[start Stored data]

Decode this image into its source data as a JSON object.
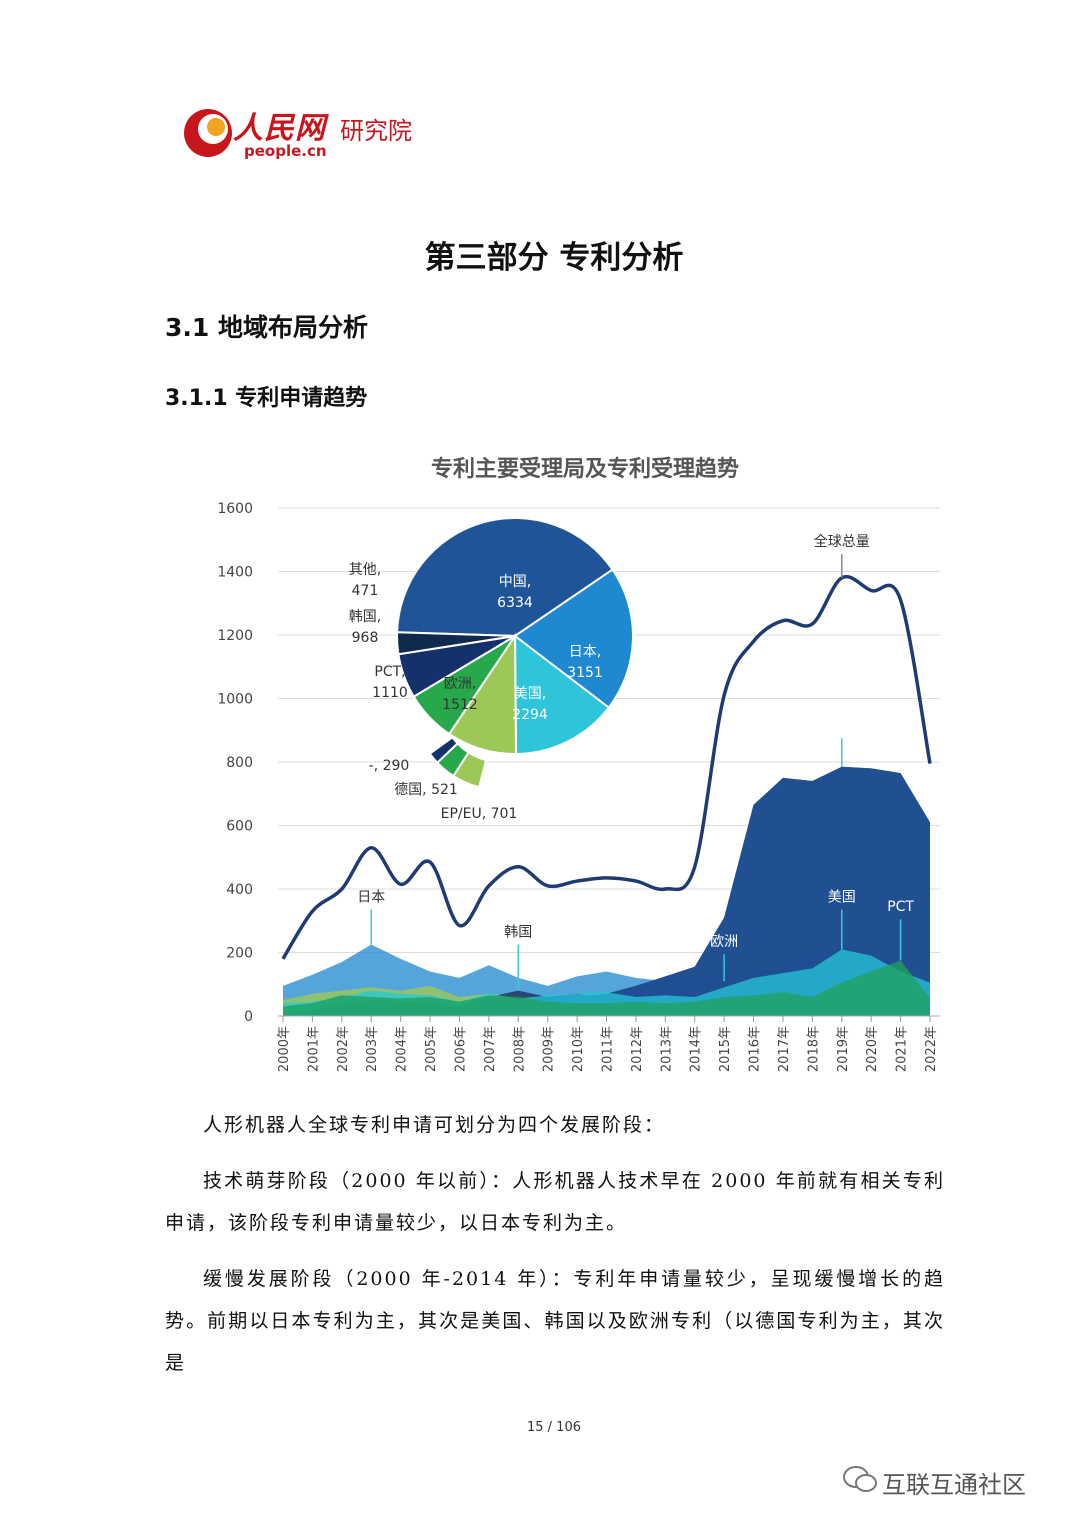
{
  "header": {
    "logo_cn": "人民网",
    "logo_institute": "研究院",
    "logo_en": "people.cn"
  },
  "headings": {
    "part": "第三部分 专利分析",
    "section": "3.1 地域布局分析",
    "subsection": "3.1.1 专利申请趋势"
  },
  "chart_data": {
    "type": "area",
    "title": "专利主要受理局及专利受理趋势",
    "categories": [
      "2000年",
      "2001年",
      "2002年",
      "2003年",
      "2004年",
      "2005年",
      "2006年",
      "2007年",
      "2008年",
      "2009年",
      "2010年",
      "2011年",
      "2012年",
      "2013年",
      "2014年",
      "2015年",
      "2016年",
      "2017年",
      "2018年",
      "2019年",
      "2020年",
      "2021年",
      "2022年"
    ],
    "ylim": [
      0,
      1600
    ],
    "yticks": [
      0,
      200,
      400,
      600,
      800,
      1000,
      1200,
      1400,
      1600
    ],
    "series": [
      {
        "name": "全球总量",
        "kind": "line",
        "color": "#1f3b73",
        "values": [
          180,
          330,
          400,
          530,
          415,
          485,
          285,
          410,
          470,
          410,
          425,
          435,
          425,
          400,
          470,
          1010,
          1180,
          1245,
          1235,
          1380,
          1340,
          1310,
          795
        ]
      },
      {
        "name": "日本",
        "color": "#2b8fd2",
        "values": [
          95,
          130,
          170,
          225,
          180,
          140,
          120,
          160,
          120,
          95,
          125,
          140,
          120,
          110,
          120,
          135,
          135,
          160,
          205,
          225,
          200,
          150,
          105
        ]
      },
      {
        "name": "美国",
        "color": "#26c6d9",
        "values": [
          40,
          45,
          60,
          80,
          70,
          65,
          45,
          70,
          55,
          65,
          70,
          75,
          60,
          65,
          60,
          90,
          120,
          135,
          150,
          210,
          190,
          140,
          105
        ]
      },
      {
        "name": "欧洲",
        "color": "#9dc857",
        "values": [
          50,
          70,
          80,
          90,
          80,
          95,
          60,
          70,
          65,
          50,
          55,
          50,
          55,
          45,
          60,
          110,
          80,
          80,
          70,
          80,
          90,
          70,
          45
        ]
      },
      {
        "name": "PCT",
        "color": "#22a25a",
        "values": [
          30,
          40,
          65,
          60,
          55,
          60,
          45,
          65,
          60,
          45,
          40,
          40,
          45,
          40,
          45,
          60,
          65,
          75,
          60,
          105,
          140,
          175,
          55
        ]
      },
      {
        "name": "韩国",
        "color": "#1a2f5c",
        "values": [
          10,
          20,
          35,
          50,
          45,
          40,
          30,
          60,
          80,
          60,
          70,
          55,
          60,
          55,
          40,
          50,
          50,
          60,
          50,
          55,
          45,
          40,
          25
        ]
      },
      {
        "name": "中国",
        "color": "#1f4f91",
        "values": [
          5,
          8,
          10,
          12,
          15,
          18,
          20,
          25,
          35,
          50,
          60,
          70,
          95,
          125,
          155,
          310,
          665,
          750,
          740,
          785,
          780,
          765,
          610
        ]
      }
    ],
    "annotations": [
      "全球总量",
      "中国",
      "日本",
      "韩国",
      "欧洲",
      "美国",
      "PCT"
    ],
    "pie": {
      "type": "pie",
      "slices": [
        {
          "label": "中国",
          "value": 6334,
          "color": "#1f5596"
        },
        {
          "label": "日本",
          "value": 3151,
          "color": "#1e88d0"
        },
        {
          "label": "美国",
          "value": 2294,
          "color": "#2ec4da"
        },
        {
          "label": "欧洲",
          "value": 1512,
          "color": "#9dc857"
        },
        {
          "label": "PCT",
          "value": 1110,
          "color": "#27a84a"
        },
        {
          "label": "韩国",
          "value": 968,
          "color": "#15316a"
        },
        {
          "label": "其他",
          "value": 471,
          "color": "#102a4d"
        }
      ],
      "exploded": [
        {
          "label": "EP/EU",
          "value": 701,
          "color": "#9dc857"
        },
        {
          "label": "德国",
          "value": 521,
          "color": "#27a84a"
        },
        {
          "label": "-",
          "value": 290,
          "color": "#15316a"
        }
      ]
    }
  },
  "body": {
    "p1": "人形机器人全球专利申请可划分为四个发展阶段：",
    "p2": "技术萌芽阶段（2000 年以前）：人形机器人技术早在 2000 年前就有相关专利申请，该阶段专利申请量较少，以日本专利为主。",
    "p3": "缓慢发展阶段（2000 年-2014 年）：专利年申请量较少，呈现缓慢增长的趋势。前期以日本专利为主，其次是美国、韩国以及欧洲专利（以德国专利为主，其次是"
  },
  "footer": {
    "page": "15 / 106",
    "watermark": "互联互通社区"
  }
}
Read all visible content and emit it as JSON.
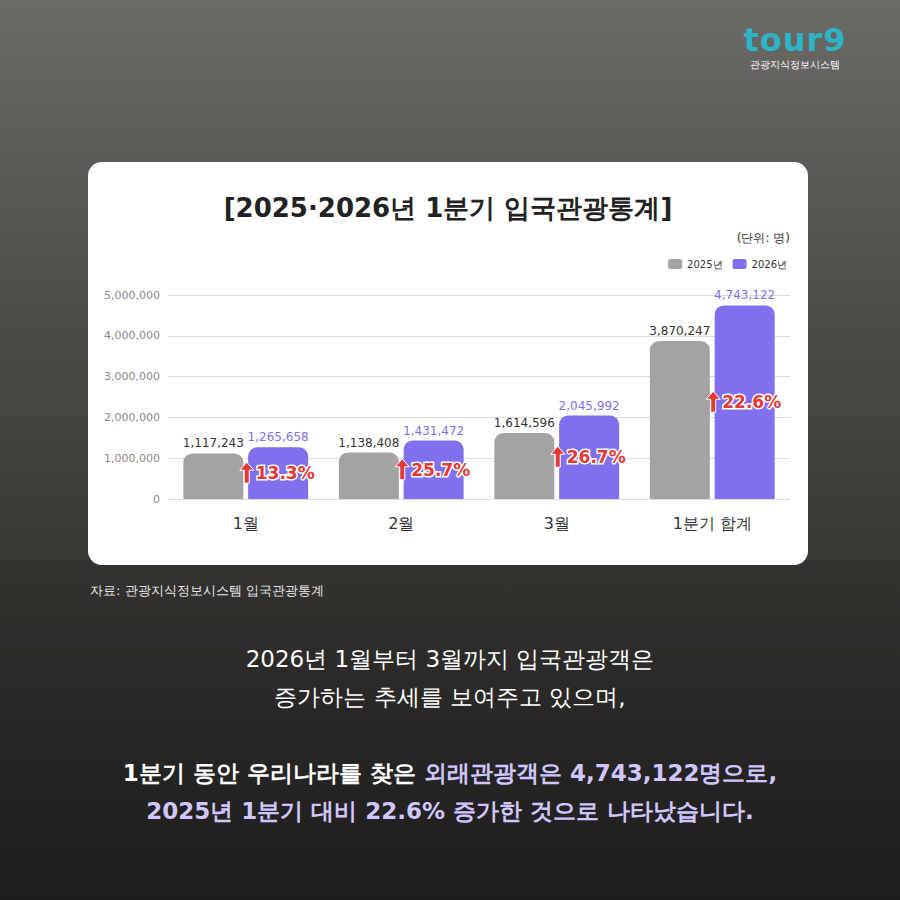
{
  "chart_data": {
    "type": "bar",
    "title": "[2025·2026년 1분기 입국관광통계]",
    "y_label": "(단위: 명)",
    "categories": [
      "1월",
      "2월",
      "3월",
      "1분기 합계"
    ],
    "series": [
      {
        "name": "2025년",
        "color": "#a3a3a3",
        "values": [
          1117243,
          1138408,
          1614596,
          3870247
        ],
        "value_labels": [
          "1,117,243",
          "1,138,408",
          "1,614,596",
          "3,870,247"
        ]
      },
      {
        "name": "2026년",
        "color": "#8070ee",
        "values": [
          1265658,
          1431472,
          2045992,
          4743122
        ],
        "value_labels": [
          "1,265,658",
          "1,431,472",
          "2,045,992",
          "4,743,122"
        ]
      }
    ],
    "ylim": [
      0,
      5000000
    ],
    "yticks": [
      0,
      {
        "value": 1000000,
        "label": "1,000,000"
      },
      {
        "value": 2000000,
        "label": "2,000,000"
      },
      {
        "value": 3000000,
        "label": "3,000,000"
      },
      {
        "value": 4000000,
        "label": "4,000,000"
      },
      {
        "value": 5000000,
        "label": "5,000,000"
      }
    ],
    "grid": true,
    "legend": "top-right",
    "data_labels": true,
    "annotations": [
      {
        "category": "1월",
        "value": 13.3,
        "label": "13.3%"
      },
      {
        "category": "2월",
        "value": 25.7,
        "label": "25.7%"
      },
      {
        "category": "3월",
        "value": 26.7,
        "label": "26.7%"
      },
      {
        "category": "1분기 합계",
        "value": 22.6,
        "label": "22.6%"
      }
    ]
  },
  "logo": {
    "name": "tour9",
    "subtitle": "관광지식정보시스템"
  },
  "source": "자료: 관광지식정보시스템 입국관광통계",
  "body": [
    [
      {
        "text": "2026년 1월부터 3월까지 입국관광객은"
      }
    ],
    [
      {
        "text": "증가하는 추세를 보여주고 있으며,"
      }
    ],
    [
      {
        "text": "1분기 동안 우리나라를 찾은 "
      },
      {
        "text": "외래관광객은 4,743,122명으로,",
        "color": "#cfc6ff"
      }
    ],
    [
      {
        "text": "2025년 1분기 대비 22.6% 증가한 것으로 나타났습니다.",
        "color": "#cfc6ff"
      }
    ]
  ]
}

[end Stored data]

### Job
Strip out the pictures and quote the remaining data word for word.

### Solution to this problem
Decode this image into its source data as a JSON object.
{
  "header": {
    "logo_cn": "人民网",
    "logo_institute": "研究院",
    "logo_en": "people.cn"
  },
  "headings": {
    "part": "第三部分 专利分析",
    "section": "3.1 地域布局分析",
    "subsection": "3.1.1 专利申请趋势"
  },
  "chart_data": {
    "type": "area",
    "title": "专利主要受理局及专利受理趋势",
    "categories": [
      "2000年",
      "2001年",
      "2002年",
      "2003年",
      "2004年",
      "2005年",
      "2006年",
      "2007年",
      "2008年",
      "2009年",
      "2010年",
      "2011年",
      "2012年",
      "2013年",
      "2014年",
      "2015年",
      "2016年",
      "2017年",
      "2018年",
      "2019年",
      "2020年",
      "2021年",
      "2022年"
    ],
    "ylim": [
      0,
      1600
    ],
    "yticks": [
      0,
      200,
      400,
      600,
      800,
      1000,
      1200,
      1400,
      1600
    ],
    "series": [
      {
        "name": "全球总量",
        "kind": "line",
        "color": "#1f3b73",
        "values": [
          180,
          330,
          400,
          530,
          415,
          485,
          285,
          410,
          470,
          410,
          425,
          435,
          425,
          400,
          470,
          1010,
          1180,
          1245,
          1235,
          1380,
          1340,
          1310,
          795
        ]
      },
      {
        "name": "日本",
        "color": "#2b8fd2",
        "values": [
          95,
          130,
          170,
          225,
          180,
          140,
          120,
          160,
          120,
          95,
          125,
          140,
          120,
          110,
          120,
          135,
          135,
          160,
          205,
          225,
          200,
          150,
          105
        ]
      },
      {
        "name": "美国",
        "color": "#26c6d9",
        "values": [
          40,
          45,
          60,
          80,
          70,
          65,
          45,
          70,
          55,
          65,
          70,
          75,
          60,
          65,
          60,
          90,
          120,
          135,
          150,
          210,
          190,
          140,
          105
        ]
      },
      {
        "name": "欧洲",
        "color": "#9dc857",
        "values": [
          50,
          70,
          80,
          90,
          80,
          95,
          60,
          70,
          65,
          50,
          55,
          50,
          55,
          45,
          60,
          110,
          80,
          80,
          70,
          80,
          90,
          70,
          45
        ]
      },
      {
        "name": "PCT",
        "color": "#22a25a",
        "values": [
          30,
          40,
          65,
          60,
          55,
          60,
          45,
          65,
          60,
          45,
          40,
          40,
          45,
          40,
          45,
          60,
          65,
          75,
          60,
          105,
          140,
          175,
          55
        ]
      },
      {
        "name": "韩国",
        "color": "#1a2f5c",
        "values": [
          10,
          20,
          35,
          50,
          45,
          40,
          30,
          60,
          80,
          60,
          70,
          55,
          60,
          55,
          40,
          50,
          50,
          60,
          50,
          55,
          45,
          40,
          25
        ]
      },
      {
        "name": "中国",
        "color": "#1f4f91",
        "values": [
          5,
          8,
          10,
          12,
          15,
          18,
          20,
          25,
          35,
          50,
          60,
          70,
          95,
          125,
          155,
          310,
          665,
          750,
          740,
          785,
          780,
          765,
          610
        ]
      }
    ],
    "annotations": [
      "全球总量",
      "中国",
      "日本",
      "韩国",
      "欧洲",
      "美国",
      "PCT"
    ],
    "pie": {
      "type": "pie",
      "slices": [
        {
          "label": "中国",
          "value": 6334,
          "color": "#1f5596"
        },
        {
          "label": "日本",
          "value": 3151,
          "color": "#1e88d0"
        },
        {
          "label": "美国",
          "value": 2294,
          "color": "#2ec4da"
        },
        {
          "label": "欧洲",
          "value": 1512,
          "color": "#9dc857"
        },
        {
          "label": "PCT",
          "value": 1110,
          "color": "#27a84a"
        },
        {
          "label": "韩国",
          "value": 968,
          "color": "#15316a"
        },
        {
          "label": "其他",
          "value": 471,
          "color": "#102a4d"
        }
      ],
      "exploded": [
        {
          "label": "EP/EU",
          "value": 701,
          "color": "#9dc857"
        },
        {
          "label": "德国",
          "value": 521,
          "color": "#27a84a"
        },
        {
          "label": "-",
          "value": 290,
          "color": "#15316a"
        }
      ]
    }
  },
  "body": {
    "p1": "人形机器人全球专利申请可划分为四个发展阶段：",
    "p2": "技术萌芽阶段（2000 年以前）：人形机器人技术早在 2000 年前就有相关专利申请，该阶段专利申请量较少，以日本专利为主。",
    "p3": "缓慢发展阶段（2000 年-2014 年）：专利年申请量较少，呈现缓慢增长的趋势。前期以日本专利为主，其次是美国、韩国以及欧洲专利（以德国专利为主，其次是"
  },
  "footer": {
    "page": "15 / 106",
    "watermark": "互联互通社区"
  }
}
Read all visible content and emit it as JSON.
{
  "chart_data": {
    "type": "bar",
    "title": "[2025·2026년 1분기 입국관광통계]",
    "y_label": "(단위: 명)",
    "categories": [
      "1월",
      "2월",
      "3월",
      "1분기 합계"
    ],
    "series": [
      {
        "name": "2025년",
        "color": "#a3a3a3",
        "values": [
          1117243,
          1138408,
          1614596,
          3870247
        ],
        "value_labels": [
          "1,117,243",
          "1,138,408",
          "1,614,596",
          "3,870,247"
        ]
      },
      {
        "name": "2026년",
        "color": "#8070ee",
        "values": [
          1265658,
          1431472,
          2045992,
          4743122
        ],
        "value_labels": [
          "1,265,658",
          "1,431,472",
          "2,045,992",
          "4,743,122"
        ]
      }
    ],
    "ylim": [
      0,
      5000000
    ],
    "yticks": [
      0,
      {
        "value": 1000000,
        "label": "1,000,000"
      },
      {
        "value": 2000000,
        "label": "2,000,000"
      },
      {
        "value": 3000000,
        "label": "3,000,000"
      },
      {
        "value": 4000000,
        "label": "4,000,000"
      },
      {
        "value": 5000000,
        "label": "5,000,000"
      }
    ],
    "grid": true,
    "legend": "top-right",
    "data_labels": true,
    "annotations": [
      {
        "category": "1월",
        "value": 13.3,
        "label": "13.3%"
      },
      {
        "category": "2월",
        "value": 25.7,
        "label": "25.7%"
      },
      {
        "category": "3월",
        "value": 26.7,
        "label": "26.7%"
      },
      {
        "category": "1분기 합계",
        "value": 22.6,
        "label": "22.6%"
      }
    ]
  },
  "logo": {
    "name": "tour9",
    "subtitle": "관광지식정보시스템"
  },
  "source": "자료: 관광지식정보시스템 입국관광통계",
  "body": [
    [
      {
        "text": "2026년 1월부터 3월까지 입국관광객은"
      }
    ],
    [
      {
        "text": "증가하는 추세를 보여주고 있으며,"
      }
    ],
    [
      {
        "text": "1분기 동안 우리나라를 찾은 "
      },
      {
        "text": "외래관광객은 4,743,122명으로,",
        "color": "#cfc6ff"
      }
    ],
    [
      {
        "text": "2025년 1분기 대비 22.6% 증가한 것으로 나타났습니다.",
        "color": "#cfc6ff"
      }
    ]
  ]
}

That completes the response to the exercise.